__EXERCISE INPUTS__

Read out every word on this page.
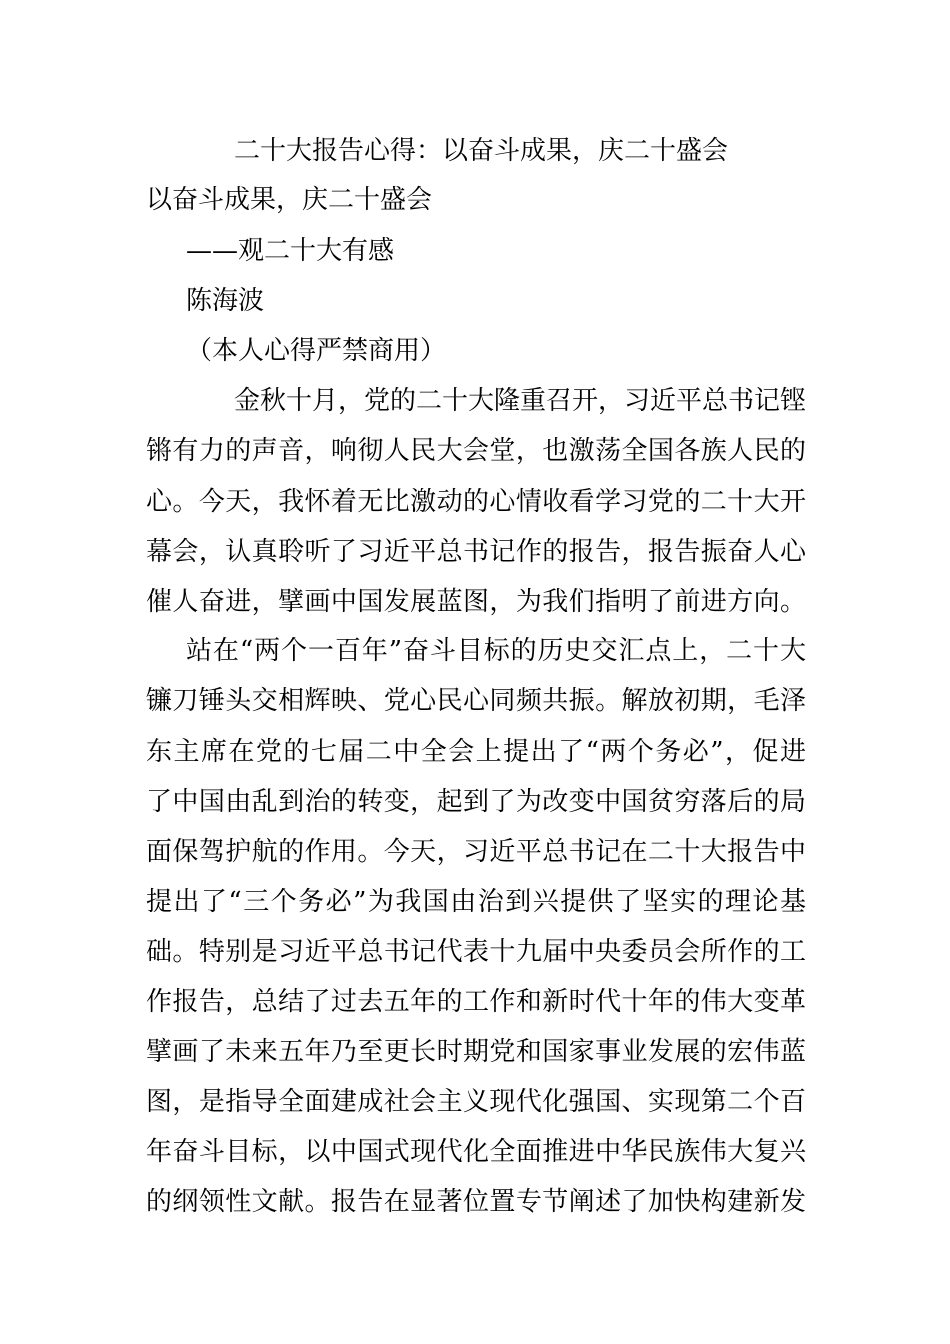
二十大报告心得：以奋斗成果，庆二十盛会
以奋斗成果，庆二十盛会
——观二十大有感
陈海波
（本人心得严禁商用）
金秋十月，党的二十大隆重召开，习近平总书记铿
锵有力的声音，响彻人民大会堂，也激荡全国各族人民的
心。今天，我怀着无比激动的心情收看学习党的二十大开
幕会，认真聆听了习近平总书记作的报告，报告振奋人心
催人奋进，擘画中国发展蓝图，为我们指明了前进方向。
站在“两个一百年”奋斗目标的历史交汇点上，二十大
镰刀锤头交相辉映、党心民心同频共振。解放初期，毛泽
东主席在党的七届二中全会上提出了“两个务必”，促进
了中国由乱到治的转变，起到了为改变中国贫穷落后的局
面保驾护航的作用。今天，习近平总书记在二十大报告中
提出了“三个务必”为我国由治到兴提供了坚实的理论基
础。特别是习近平总书记代表十九届中央委员会所作的工
作报告，总结了过去五年的工作和新时代十年的伟大变革
擘画了未来五年乃至更长时期党和国家事业发展的宏伟蓝
图，是指导全面建成社会主义现代化强国、实现第二个百
年奋斗目标，以中国式现代化全面推进中华民族伟大复兴
的纲领性文献。报告在显著位置专节阐述了加快构建新发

__GOAL OF THE EXERCISE__
Pictures in the records should not appear in your copy, but everything else must be transcribed exactly.

__TASK SOLUTION__
Read out every word on this page.
二十大报告心得：以奋斗成果，庆二十盛会
以奋斗成果，庆二十盛会
——观二十大有感
陈海波
（本人心得严禁商用）
金秋十月，党的二十大隆重召开，习近平总书记铿
锵有力的声音，响彻人民大会堂，也激荡全国各族人民的
心。今天，我怀着无比激动的心情收看学习党的二十大开
幕会，认真聆听了习近平总书记作的报告，报告振奋人心
催人奋进，擘画中国发展蓝图，为我们指明了前进方向。
站在“两个一百年”奋斗目标的历史交汇点上，二十大
镰刀锤头交相辉映、党心民心同频共振。解放初期，毛泽
东主席在党的七届二中全会上提出了“两个务必”，促进
了中国由乱到治的转变，起到了为改变中国贫穷落后的局
面保驾护航的作用。今天，习近平总书记在二十大报告中
提出了“三个务必”为我国由治到兴提供了坚实的理论基
础。特别是习近平总书记代表十九届中央委员会所作的工
作报告，总结了过去五年的工作和新时代十年的伟大变革
擘画了未来五年乃至更长时期党和国家事业发展的宏伟蓝
图，是指导全面建成社会主义现代化强国、实现第二个百
年奋斗目标，以中国式现代化全面推进中华民族伟大复兴
的纲领性文献。报告在显著位置专节阐述了加快构建新发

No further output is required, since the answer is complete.